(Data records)
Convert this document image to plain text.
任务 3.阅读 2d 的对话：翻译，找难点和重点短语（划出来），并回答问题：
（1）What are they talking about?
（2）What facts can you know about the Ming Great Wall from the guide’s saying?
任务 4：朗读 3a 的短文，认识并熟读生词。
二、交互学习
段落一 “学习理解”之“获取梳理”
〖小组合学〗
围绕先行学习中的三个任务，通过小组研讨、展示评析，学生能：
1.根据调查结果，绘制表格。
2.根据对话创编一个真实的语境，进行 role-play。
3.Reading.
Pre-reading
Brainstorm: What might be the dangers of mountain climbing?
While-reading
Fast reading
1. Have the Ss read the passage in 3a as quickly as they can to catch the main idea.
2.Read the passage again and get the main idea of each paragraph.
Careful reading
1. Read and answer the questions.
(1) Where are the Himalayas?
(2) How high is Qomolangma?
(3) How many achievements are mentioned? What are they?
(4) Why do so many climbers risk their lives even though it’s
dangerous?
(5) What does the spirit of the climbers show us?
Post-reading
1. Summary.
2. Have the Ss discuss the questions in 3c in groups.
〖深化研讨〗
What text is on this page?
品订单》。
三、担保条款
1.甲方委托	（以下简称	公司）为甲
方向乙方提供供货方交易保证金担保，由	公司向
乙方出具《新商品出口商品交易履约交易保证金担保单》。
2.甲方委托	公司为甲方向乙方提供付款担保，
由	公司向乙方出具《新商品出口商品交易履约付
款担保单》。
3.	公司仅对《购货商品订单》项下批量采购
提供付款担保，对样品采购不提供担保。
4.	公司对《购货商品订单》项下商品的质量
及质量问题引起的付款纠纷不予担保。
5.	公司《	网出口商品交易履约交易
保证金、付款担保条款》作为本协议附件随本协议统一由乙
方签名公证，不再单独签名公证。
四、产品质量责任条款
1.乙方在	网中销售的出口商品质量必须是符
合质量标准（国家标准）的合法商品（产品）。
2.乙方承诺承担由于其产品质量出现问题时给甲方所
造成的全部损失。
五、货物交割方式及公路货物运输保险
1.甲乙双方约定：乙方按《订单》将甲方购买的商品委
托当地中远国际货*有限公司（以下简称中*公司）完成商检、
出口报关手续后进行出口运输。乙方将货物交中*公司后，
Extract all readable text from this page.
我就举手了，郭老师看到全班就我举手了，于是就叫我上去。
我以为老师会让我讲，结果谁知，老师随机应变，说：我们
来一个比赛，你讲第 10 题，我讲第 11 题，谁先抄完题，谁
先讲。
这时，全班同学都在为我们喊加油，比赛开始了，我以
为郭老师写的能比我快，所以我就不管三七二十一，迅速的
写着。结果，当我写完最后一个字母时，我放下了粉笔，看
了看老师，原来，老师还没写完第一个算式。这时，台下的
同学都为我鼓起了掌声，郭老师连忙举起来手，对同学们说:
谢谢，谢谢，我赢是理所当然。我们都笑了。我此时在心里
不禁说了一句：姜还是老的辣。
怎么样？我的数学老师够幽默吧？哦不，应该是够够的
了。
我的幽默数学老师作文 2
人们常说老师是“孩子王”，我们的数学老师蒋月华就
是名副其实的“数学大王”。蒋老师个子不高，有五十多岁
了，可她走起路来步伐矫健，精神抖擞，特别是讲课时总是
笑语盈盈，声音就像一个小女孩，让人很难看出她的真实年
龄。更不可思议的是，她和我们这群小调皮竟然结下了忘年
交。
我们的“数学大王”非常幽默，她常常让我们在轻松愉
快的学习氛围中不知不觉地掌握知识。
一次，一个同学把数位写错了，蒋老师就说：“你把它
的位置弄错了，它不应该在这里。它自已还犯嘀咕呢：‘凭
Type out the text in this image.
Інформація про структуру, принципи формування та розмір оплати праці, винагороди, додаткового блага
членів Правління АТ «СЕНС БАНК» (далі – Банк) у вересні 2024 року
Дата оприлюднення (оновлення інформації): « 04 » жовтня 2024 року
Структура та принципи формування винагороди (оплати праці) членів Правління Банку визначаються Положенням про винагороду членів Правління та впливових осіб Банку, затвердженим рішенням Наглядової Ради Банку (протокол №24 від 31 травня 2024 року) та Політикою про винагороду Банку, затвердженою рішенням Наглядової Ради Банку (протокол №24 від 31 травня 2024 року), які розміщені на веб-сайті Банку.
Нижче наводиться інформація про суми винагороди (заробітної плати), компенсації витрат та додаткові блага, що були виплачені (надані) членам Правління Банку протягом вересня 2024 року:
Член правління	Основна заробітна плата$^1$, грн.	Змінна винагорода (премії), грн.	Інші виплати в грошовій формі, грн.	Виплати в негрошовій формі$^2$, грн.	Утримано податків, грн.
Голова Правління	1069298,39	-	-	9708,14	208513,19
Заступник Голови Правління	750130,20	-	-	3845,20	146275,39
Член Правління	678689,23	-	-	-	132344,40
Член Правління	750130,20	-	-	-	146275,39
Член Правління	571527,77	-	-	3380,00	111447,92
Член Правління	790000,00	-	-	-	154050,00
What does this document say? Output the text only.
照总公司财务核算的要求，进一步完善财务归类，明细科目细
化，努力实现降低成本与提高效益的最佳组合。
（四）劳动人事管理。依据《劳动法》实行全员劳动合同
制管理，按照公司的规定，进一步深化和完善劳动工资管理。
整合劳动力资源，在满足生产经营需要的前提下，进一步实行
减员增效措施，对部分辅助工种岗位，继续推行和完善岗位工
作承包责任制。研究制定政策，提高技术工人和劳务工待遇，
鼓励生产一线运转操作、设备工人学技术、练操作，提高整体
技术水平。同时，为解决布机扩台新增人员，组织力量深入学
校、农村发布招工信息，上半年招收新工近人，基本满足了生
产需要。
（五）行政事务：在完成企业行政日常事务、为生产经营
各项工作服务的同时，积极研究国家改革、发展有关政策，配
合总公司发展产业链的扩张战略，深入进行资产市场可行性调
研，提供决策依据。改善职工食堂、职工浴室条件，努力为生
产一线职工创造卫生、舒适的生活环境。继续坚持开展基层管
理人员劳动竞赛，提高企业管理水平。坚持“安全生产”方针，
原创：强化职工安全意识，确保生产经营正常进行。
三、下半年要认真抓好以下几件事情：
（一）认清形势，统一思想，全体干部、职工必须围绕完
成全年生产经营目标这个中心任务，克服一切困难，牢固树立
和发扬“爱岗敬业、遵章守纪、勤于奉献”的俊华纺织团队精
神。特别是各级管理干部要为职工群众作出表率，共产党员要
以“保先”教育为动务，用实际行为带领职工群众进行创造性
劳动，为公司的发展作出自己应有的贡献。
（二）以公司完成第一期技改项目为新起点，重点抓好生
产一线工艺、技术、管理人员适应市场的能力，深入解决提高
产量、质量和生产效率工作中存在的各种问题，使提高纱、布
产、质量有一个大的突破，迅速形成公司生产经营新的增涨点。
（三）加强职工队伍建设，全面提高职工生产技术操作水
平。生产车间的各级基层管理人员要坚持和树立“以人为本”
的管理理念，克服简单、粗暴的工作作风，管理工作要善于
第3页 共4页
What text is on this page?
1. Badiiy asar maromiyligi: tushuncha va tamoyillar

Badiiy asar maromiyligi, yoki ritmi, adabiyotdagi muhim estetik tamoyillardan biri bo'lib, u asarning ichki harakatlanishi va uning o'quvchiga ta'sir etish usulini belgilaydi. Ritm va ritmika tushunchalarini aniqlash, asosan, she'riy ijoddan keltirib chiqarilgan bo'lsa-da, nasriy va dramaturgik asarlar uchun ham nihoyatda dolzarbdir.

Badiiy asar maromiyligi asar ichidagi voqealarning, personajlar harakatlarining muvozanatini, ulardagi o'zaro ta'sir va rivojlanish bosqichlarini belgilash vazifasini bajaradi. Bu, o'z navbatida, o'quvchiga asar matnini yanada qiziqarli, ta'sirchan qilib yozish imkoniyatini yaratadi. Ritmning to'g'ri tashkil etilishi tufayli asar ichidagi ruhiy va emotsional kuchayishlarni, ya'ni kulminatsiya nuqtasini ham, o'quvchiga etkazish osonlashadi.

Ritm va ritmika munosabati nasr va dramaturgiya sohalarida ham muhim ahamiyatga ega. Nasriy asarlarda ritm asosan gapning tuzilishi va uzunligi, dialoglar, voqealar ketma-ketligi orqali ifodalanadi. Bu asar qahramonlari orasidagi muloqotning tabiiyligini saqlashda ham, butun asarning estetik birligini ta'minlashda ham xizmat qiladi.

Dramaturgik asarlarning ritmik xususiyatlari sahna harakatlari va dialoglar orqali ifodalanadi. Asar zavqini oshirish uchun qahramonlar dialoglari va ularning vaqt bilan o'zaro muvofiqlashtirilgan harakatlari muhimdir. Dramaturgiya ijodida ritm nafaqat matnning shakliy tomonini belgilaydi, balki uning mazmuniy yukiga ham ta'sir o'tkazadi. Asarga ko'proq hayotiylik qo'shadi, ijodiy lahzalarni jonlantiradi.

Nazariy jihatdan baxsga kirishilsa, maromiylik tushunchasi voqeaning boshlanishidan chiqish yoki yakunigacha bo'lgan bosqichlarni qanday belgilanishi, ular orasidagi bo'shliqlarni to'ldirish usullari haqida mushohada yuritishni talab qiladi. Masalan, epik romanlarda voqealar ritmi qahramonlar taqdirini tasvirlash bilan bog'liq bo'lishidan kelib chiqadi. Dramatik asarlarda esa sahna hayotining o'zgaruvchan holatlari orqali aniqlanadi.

What is asked —
Look through the data above. Each line containing the word "main" needs to be copied.

Answer to the problem —
1. Have the Ss read the passage in 3a as quickly as they can to catch the main idea.
2.Read the passage again and get the main idea of each paragraph.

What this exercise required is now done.